What the task asks ▸ From the entries below, gather each line containing the word "name".

## BEGIN Supplied entries

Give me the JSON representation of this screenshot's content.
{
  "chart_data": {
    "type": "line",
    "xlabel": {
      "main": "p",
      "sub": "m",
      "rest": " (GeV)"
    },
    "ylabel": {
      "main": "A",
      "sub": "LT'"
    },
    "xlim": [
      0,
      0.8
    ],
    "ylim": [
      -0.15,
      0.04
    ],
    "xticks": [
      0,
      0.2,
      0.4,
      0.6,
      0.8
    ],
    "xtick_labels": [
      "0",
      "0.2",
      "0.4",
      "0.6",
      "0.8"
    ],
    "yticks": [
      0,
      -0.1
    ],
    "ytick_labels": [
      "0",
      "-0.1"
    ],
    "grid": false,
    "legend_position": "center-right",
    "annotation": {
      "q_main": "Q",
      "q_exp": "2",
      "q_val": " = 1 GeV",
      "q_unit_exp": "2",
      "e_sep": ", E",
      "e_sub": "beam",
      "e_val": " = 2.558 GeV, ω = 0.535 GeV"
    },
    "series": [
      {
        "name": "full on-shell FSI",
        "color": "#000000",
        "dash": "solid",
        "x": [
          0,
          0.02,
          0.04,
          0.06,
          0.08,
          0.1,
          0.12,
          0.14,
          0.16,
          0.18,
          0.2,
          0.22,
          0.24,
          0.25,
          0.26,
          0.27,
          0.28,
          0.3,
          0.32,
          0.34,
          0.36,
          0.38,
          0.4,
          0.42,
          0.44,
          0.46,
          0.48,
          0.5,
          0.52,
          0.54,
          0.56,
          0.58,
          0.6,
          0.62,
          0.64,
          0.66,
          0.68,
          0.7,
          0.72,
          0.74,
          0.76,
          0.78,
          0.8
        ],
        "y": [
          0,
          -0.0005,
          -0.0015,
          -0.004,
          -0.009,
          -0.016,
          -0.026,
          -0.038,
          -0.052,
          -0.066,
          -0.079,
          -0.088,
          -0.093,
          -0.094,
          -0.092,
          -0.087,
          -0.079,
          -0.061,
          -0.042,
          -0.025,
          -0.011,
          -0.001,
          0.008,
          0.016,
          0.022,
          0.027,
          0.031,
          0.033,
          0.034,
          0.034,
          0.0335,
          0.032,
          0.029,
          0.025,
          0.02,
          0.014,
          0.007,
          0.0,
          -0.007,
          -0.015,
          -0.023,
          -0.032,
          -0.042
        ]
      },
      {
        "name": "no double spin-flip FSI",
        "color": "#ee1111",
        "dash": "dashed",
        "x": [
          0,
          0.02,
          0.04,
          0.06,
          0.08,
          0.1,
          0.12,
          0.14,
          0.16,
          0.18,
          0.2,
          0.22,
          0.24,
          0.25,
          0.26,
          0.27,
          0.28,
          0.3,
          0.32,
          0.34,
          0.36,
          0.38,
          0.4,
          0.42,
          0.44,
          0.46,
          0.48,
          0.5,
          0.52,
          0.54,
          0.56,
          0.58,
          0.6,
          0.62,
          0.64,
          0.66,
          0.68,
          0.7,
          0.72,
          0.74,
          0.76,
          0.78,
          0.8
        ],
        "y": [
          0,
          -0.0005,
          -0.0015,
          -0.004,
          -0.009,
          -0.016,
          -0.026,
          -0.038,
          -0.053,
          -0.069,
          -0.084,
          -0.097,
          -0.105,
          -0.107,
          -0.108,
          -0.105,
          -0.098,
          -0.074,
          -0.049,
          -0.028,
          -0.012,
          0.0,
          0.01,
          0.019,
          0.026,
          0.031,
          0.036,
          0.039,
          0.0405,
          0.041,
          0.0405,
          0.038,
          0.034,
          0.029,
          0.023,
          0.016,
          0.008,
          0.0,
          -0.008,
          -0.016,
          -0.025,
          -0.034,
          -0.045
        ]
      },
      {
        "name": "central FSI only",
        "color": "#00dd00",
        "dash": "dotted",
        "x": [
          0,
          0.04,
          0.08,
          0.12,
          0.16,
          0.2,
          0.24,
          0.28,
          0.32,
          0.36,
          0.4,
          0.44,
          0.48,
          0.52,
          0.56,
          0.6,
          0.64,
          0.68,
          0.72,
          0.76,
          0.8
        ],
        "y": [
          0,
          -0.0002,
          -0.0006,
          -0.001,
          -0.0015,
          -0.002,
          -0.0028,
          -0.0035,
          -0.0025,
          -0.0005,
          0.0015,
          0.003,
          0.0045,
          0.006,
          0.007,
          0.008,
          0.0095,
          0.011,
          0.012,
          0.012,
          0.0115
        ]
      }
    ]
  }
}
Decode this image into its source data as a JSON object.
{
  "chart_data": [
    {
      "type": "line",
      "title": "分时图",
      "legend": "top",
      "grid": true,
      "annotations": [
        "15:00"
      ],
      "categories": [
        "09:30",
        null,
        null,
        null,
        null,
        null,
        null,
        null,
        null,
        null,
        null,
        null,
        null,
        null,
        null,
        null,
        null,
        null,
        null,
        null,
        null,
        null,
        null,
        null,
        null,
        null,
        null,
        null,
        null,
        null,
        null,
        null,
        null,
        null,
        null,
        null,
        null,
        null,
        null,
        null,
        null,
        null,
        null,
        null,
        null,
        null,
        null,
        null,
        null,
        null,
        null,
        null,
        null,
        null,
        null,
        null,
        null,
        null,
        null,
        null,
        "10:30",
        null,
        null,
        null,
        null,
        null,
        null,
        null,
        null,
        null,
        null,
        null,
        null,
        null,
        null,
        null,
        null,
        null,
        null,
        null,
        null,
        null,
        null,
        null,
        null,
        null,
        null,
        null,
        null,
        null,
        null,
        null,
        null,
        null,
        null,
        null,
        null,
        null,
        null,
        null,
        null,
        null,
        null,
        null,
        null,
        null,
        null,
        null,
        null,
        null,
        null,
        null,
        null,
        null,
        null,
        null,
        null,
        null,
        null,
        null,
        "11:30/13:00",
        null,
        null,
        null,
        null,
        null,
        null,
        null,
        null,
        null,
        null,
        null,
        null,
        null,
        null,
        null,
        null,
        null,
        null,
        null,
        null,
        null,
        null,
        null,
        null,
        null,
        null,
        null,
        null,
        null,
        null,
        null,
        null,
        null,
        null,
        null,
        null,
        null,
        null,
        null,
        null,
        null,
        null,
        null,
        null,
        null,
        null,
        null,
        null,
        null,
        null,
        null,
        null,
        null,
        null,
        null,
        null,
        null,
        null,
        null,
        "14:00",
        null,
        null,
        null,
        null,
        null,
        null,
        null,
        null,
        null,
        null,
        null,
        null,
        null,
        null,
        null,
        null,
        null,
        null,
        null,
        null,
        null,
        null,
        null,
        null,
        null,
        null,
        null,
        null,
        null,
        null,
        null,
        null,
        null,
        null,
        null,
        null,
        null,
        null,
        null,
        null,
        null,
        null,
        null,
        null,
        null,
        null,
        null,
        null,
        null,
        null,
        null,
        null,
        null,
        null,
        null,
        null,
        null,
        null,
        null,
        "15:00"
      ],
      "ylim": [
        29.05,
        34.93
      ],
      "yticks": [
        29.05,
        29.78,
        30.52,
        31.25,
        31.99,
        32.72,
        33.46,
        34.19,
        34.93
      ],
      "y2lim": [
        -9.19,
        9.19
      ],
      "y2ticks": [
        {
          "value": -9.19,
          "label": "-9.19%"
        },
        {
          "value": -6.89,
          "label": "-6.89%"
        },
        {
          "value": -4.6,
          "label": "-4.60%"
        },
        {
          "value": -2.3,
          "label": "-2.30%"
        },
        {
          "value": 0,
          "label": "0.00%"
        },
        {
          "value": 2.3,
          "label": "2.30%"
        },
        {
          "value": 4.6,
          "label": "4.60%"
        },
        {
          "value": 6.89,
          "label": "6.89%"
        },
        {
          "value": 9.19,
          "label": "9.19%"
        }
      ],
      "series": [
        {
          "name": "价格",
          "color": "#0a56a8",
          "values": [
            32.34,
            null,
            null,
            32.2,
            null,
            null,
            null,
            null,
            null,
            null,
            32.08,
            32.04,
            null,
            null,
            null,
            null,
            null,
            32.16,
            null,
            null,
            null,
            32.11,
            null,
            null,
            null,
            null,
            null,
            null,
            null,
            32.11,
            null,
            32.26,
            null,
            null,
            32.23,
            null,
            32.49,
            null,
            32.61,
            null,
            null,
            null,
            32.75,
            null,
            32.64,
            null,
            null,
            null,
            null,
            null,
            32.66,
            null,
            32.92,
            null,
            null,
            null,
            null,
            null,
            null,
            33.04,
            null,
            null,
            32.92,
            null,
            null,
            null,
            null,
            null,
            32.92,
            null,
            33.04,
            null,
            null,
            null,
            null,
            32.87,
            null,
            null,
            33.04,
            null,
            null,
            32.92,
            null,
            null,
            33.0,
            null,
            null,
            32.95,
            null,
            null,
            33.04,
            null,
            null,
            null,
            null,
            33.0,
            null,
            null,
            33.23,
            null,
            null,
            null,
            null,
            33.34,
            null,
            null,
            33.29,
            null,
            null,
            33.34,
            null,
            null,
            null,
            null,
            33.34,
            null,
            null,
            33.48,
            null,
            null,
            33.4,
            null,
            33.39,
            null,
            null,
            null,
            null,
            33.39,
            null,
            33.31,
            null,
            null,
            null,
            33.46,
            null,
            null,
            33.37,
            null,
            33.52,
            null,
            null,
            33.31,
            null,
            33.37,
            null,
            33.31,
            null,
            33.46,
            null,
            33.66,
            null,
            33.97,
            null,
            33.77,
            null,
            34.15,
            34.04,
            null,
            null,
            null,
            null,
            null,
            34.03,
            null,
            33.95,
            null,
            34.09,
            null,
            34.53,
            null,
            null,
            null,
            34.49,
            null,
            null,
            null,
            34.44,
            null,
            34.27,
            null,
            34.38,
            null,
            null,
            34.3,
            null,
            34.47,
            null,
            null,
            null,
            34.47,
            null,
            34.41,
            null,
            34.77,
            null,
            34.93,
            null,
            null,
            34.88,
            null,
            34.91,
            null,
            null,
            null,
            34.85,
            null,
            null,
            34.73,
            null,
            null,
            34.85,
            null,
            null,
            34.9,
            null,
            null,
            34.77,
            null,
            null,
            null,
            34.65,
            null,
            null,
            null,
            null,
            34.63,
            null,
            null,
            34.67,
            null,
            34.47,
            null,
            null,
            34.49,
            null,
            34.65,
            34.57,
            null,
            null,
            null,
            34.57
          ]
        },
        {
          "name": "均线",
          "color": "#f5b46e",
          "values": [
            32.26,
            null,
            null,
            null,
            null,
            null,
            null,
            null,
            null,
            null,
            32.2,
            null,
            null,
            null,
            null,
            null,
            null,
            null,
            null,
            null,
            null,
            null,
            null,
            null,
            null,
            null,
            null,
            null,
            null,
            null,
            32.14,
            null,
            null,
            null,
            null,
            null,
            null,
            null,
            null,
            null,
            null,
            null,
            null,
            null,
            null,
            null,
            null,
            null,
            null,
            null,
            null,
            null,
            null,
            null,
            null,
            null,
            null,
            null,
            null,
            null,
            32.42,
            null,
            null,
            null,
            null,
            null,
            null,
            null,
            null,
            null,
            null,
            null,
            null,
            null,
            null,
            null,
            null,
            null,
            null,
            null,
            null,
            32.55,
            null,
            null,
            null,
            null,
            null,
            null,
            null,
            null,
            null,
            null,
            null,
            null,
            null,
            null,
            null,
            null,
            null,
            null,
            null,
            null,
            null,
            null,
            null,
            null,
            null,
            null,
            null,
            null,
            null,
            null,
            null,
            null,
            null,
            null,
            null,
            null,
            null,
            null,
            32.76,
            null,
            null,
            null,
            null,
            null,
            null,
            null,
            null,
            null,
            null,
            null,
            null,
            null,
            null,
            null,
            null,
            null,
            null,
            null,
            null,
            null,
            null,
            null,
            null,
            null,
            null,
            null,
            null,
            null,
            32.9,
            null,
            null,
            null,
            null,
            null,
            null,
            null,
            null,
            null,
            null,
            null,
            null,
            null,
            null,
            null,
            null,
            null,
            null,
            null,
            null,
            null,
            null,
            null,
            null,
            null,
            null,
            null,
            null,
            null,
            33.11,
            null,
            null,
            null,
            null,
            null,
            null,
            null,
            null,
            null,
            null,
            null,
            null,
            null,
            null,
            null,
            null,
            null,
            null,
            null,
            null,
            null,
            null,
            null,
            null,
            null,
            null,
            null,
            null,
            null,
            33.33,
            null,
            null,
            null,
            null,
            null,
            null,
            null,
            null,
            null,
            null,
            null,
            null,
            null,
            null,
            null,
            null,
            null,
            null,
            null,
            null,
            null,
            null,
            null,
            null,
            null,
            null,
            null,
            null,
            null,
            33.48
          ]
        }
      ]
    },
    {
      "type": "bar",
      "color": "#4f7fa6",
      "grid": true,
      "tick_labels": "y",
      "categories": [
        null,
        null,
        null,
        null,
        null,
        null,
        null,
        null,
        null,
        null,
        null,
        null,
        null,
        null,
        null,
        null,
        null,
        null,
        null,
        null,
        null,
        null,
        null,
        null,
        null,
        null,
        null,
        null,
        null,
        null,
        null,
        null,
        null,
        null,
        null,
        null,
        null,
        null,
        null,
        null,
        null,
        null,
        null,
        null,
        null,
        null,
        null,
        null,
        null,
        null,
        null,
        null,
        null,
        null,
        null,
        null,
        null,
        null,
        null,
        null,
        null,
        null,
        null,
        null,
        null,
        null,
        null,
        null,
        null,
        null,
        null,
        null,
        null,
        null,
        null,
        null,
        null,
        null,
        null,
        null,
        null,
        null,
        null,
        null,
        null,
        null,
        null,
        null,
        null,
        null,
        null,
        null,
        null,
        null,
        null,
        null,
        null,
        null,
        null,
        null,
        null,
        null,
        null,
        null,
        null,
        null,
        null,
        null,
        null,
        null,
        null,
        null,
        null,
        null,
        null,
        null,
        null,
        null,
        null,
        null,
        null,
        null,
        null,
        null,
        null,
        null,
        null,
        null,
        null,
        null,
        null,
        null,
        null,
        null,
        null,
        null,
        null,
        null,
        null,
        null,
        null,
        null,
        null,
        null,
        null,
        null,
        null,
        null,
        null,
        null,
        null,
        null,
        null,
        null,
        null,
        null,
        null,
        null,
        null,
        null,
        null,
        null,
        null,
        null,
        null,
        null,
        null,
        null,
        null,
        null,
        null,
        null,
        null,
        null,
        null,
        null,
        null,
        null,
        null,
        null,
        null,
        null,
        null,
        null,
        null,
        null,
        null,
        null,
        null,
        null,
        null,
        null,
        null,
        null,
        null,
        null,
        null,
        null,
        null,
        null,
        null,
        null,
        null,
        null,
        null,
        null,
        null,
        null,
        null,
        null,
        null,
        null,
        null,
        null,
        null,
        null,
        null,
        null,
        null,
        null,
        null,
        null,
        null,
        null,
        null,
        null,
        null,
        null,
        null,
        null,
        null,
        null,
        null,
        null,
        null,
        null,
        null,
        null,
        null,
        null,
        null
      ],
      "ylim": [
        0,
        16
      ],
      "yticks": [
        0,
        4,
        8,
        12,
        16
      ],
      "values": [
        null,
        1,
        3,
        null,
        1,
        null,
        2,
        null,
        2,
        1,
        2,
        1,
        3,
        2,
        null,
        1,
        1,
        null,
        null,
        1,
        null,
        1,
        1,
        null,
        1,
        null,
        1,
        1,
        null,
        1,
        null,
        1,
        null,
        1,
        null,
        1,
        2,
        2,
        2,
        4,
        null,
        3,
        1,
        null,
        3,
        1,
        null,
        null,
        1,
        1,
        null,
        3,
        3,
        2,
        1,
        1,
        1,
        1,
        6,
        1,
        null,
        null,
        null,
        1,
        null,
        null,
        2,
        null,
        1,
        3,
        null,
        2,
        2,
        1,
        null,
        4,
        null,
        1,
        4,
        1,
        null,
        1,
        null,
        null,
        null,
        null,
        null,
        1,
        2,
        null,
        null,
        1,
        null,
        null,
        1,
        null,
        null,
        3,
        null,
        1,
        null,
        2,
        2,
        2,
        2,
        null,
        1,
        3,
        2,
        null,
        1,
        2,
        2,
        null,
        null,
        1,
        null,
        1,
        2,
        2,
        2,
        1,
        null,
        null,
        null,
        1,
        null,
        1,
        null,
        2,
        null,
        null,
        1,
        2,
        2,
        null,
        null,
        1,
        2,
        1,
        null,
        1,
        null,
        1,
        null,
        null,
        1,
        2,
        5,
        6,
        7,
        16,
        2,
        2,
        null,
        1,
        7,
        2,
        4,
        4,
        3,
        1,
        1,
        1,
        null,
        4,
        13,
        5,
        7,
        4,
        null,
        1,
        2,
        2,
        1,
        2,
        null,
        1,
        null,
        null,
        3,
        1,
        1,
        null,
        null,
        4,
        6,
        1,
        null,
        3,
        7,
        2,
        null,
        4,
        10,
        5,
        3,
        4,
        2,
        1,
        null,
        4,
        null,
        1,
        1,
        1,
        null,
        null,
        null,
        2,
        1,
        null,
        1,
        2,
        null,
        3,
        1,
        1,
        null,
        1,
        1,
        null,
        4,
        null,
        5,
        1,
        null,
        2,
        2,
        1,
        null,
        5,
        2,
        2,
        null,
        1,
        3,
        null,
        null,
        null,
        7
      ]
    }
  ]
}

## END Supplied entries

Written answer ▸
        "name": "full on-shell FSI",
        "name": "no double spin-flip FSI",
        "name": "central FSI only",
          "name": "价格",
          "name": "均线",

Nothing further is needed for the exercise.